>> Begin

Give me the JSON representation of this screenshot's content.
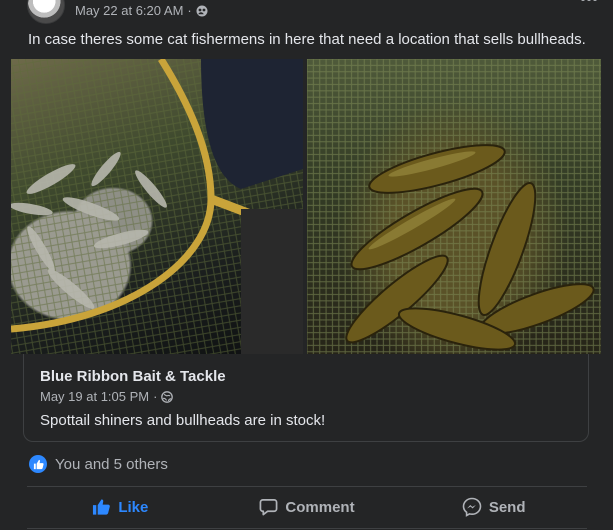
{
  "post": {
    "timestamp": "May 22 at 6:20 AM",
    "separator": "·",
    "caption": "In case theres some cat fishermens in here that need a location that sells bullheads."
  },
  "shared": {
    "page_name": "Blue Ribbon Bait & Tackle",
    "timestamp": "May 19 at 1:05 PM",
    "separator": "·",
    "text": "Spottail shiners and bullheads are in stock!"
  },
  "reactions": {
    "summary": "You and 5 others"
  },
  "actions": {
    "like": "Like",
    "comment": "Comment",
    "send": "Send"
  },
  "colors": {
    "accent": "#2d88ff",
    "background": "#242526",
    "text": "#e4e6eb",
    "muted": "#b0b3b8"
  },
  "icons": {
    "privacy": "friends-icon",
    "shared_privacy": "globe-icon",
    "like": "thumbs-up-icon",
    "comment": "comment-bubble-icon",
    "send": "messenger-icon"
  }
}
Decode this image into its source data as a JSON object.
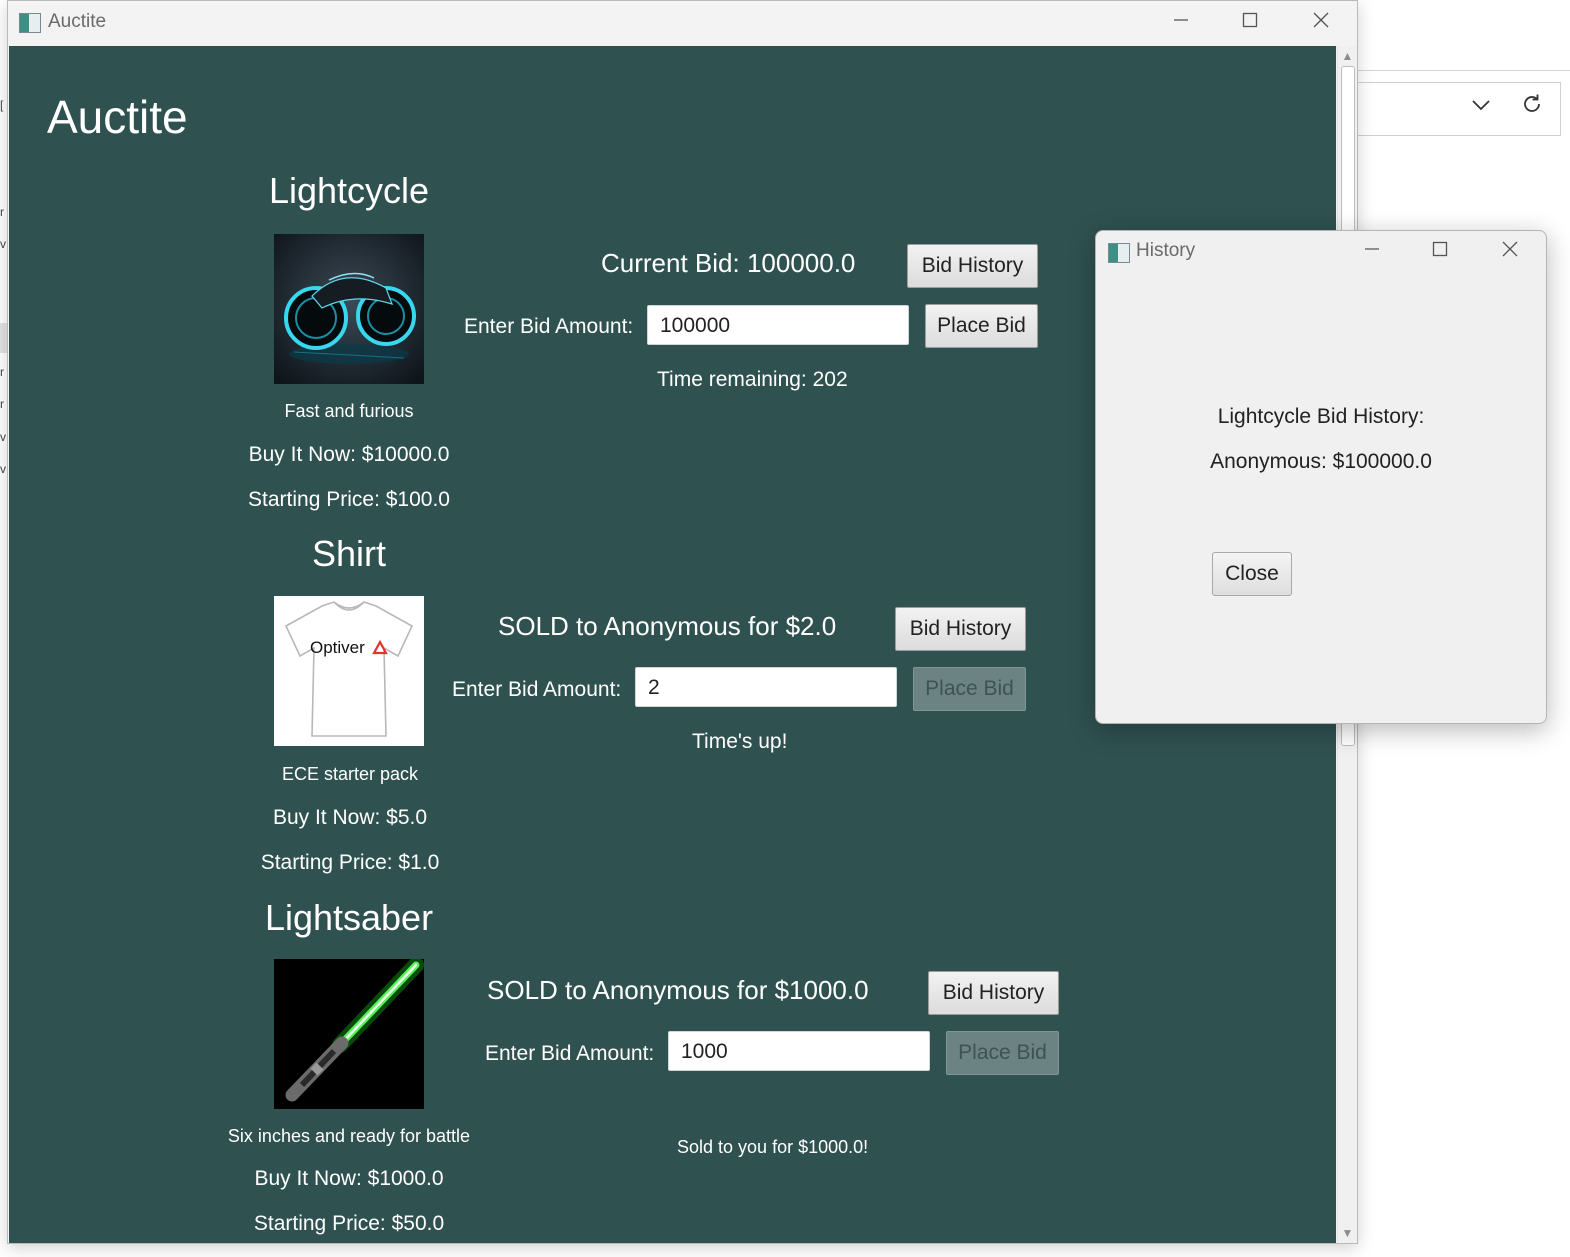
{
  "window": {
    "title": "Auctite",
    "minimize_glyph": "—",
    "maximize_glyph": "☐",
    "close_glyph": "✕"
  },
  "app": {
    "heading": "Auctite"
  },
  "items": [
    {
      "title": "Lightcycle",
      "description": "Fast and furious",
      "buy_it_now": "Buy It Now: $10000.0",
      "starting_price": "Starting Price: $100.0",
      "status": "Current Bid: 100000.0",
      "bid_history_label": "Bid History",
      "enter_bid_label": "Enter Bid Amount:",
      "bid_value": "100000",
      "place_bid_label": "Place Bid",
      "place_bid_enabled": true,
      "timer": "Time remaining: 202",
      "note": ""
    },
    {
      "title": "Shirt",
      "description": "ECE starter pack",
      "buy_it_now": "Buy It Now: $5.0",
      "starting_price": "Starting Price: $1.0",
      "status": "SOLD to Anonymous for $2.0",
      "bid_history_label": "Bid History",
      "enter_bid_label": "Enter Bid Amount:",
      "bid_value": "2",
      "place_bid_label": "Place Bid",
      "place_bid_enabled": false,
      "timer": "Time's up!",
      "note": "",
      "image_text": "Optiver"
    },
    {
      "title": "Lightsaber",
      "description": "Six inches and ready for battle",
      "buy_it_now": "Buy It Now: $1000.0",
      "starting_price": "Starting Price: $50.0",
      "status": "SOLD to Anonymous for $1000.0",
      "bid_history_label": "Bid History",
      "enter_bid_label": "Enter Bid Amount:",
      "bid_value": "1000",
      "place_bid_label": "Place Bid",
      "place_bid_enabled": false,
      "timer": "",
      "note": "Sold to you for $1000.0!"
    }
  ],
  "history_dialog": {
    "title": "History",
    "heading": "Lightcycle Bid History:",
    "entries": [
      "Anonymous: $100000.0"
    ],
    "close_label": "Close"
  },
  "background_window": {
    "dropdown_icon": "chevron-down-icon",
    "refresh_icon": "refresh-icon"
  },
  "colors": {
    "content_bg": "#2f5150",
    "disabled_button": "#6b8483"
  }
}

>> End

What the exercise asks -
Reproduce all entries without any change, and omit the pictures.

Response to the task -
Give me the JSON representation of this screenshot's content.
{
  "post": {
    "timestamp": "May 22 at 6:20 AM",
    "separator": "·",
    "caption": "In case theres some cat fishermens in here that need a location that sells bullheads."
  },
  "shared": {
    "page_name": "Blue Ribbon Bait & Tackle",
    "timestamp": "May 19 at 1:05 PM",
    "separator": "·",
    "text": "Spottail shiners and bullheads are in stock!"
  },
  "reactions": {
    "summary": "You and 5 others"
  },
  "actions": {
    "like": "Like",
    "comment": "Comment",
    "send": "Send"
  },
  "colors": {
    "accent": "#2d88ff",
    "background": "#242526",
    "text": "#e4e6eb",
    "muted": "#b0b3b8"
  },
  "icons": {
    "privacy": "friends-icon",
    "shared_privacy": "globe-icon",
    "like": "thumbs-up-icon",
    "comment": "comment-bubble-icon",
    "send": "messenger-icon"
  }
}
Decode this image into its source data as a JSON object.
{
  "window": {
    "title": "Auctite",
    "minimize_glyph": "—",
    "maximize_glyph": "☐",
    "close_glyph": "✕"
  },
  "app": {
    "heading": "Auctite"
  },
  "items": [
    {
      "title": "Lightcycle",
      "description": "Fast and furious",
      "buy_it_now": "Buy It Now: $10000.0",
      "starting_price": "Starting Price: $100.0",
      "status": "Current Bid: 100000.0",
      "bid_history_label": "Bid History",
      "enter_bid_label": "Enter Bid Amount:",
      "bid_value": "100000",
      "place_bid_label": "Place Bid",
      "place_bid_enabled": true,
      "timer": "Time remaining: 202",
      "note": ""
    },
    {
      "title": "Shirt",
      "description": "ECE starter pack",
      "buy_it_now": "Buy It Now: $5.0",
      "starting_price": "Starting Price: $1.0",
      "status": "SOLD to Anonymous for $2.0",
      "bid_history_label": "Bid History",
      "enter_bid_label": "Enter Bid Amount:",
      "bid_value": "2",
      "place_bid_label": "Place Bid",
      "place_bid_enabled": false,
      "timer": "Time's up!",
      "note": "",
      "image_text": "Optiver"
    },
    {
      "title": "Lightsaber",
      "description": "Six inches and ready for battle",
      "buy_it_now": "Buy It Now: $1000.0",
      "starting_price": "Starting Price: $50.0",
      "status": "SOLD to Anonymous for $1000.0",
      "bid_history_label": "Bid History",
      "enter_bid_label": "Enter Bid Amount:",
      "bid_value": "1000",
      "place_bid_label": "Place Bid",
      "place_bid_enabled": false,
      "timer": "",
      "note": "Sold to you for $1000.0!"
    }
  ],
  "history_dialog": {
    "title": "History",
    "heading": "Lightcycle Bid History:",
    "entries": [
      "Anonymous: $100000.0"
    ],
    "close_label": "Close"
  },
  "background_window": {
    "dropdown_icon": "chevron-down-icon",
    "refresh_icon": "refresh-icon"
  },
  "colors": {
    "content_bg": "#2f5150",
    "disabled_button": "#6b8483"
  }
}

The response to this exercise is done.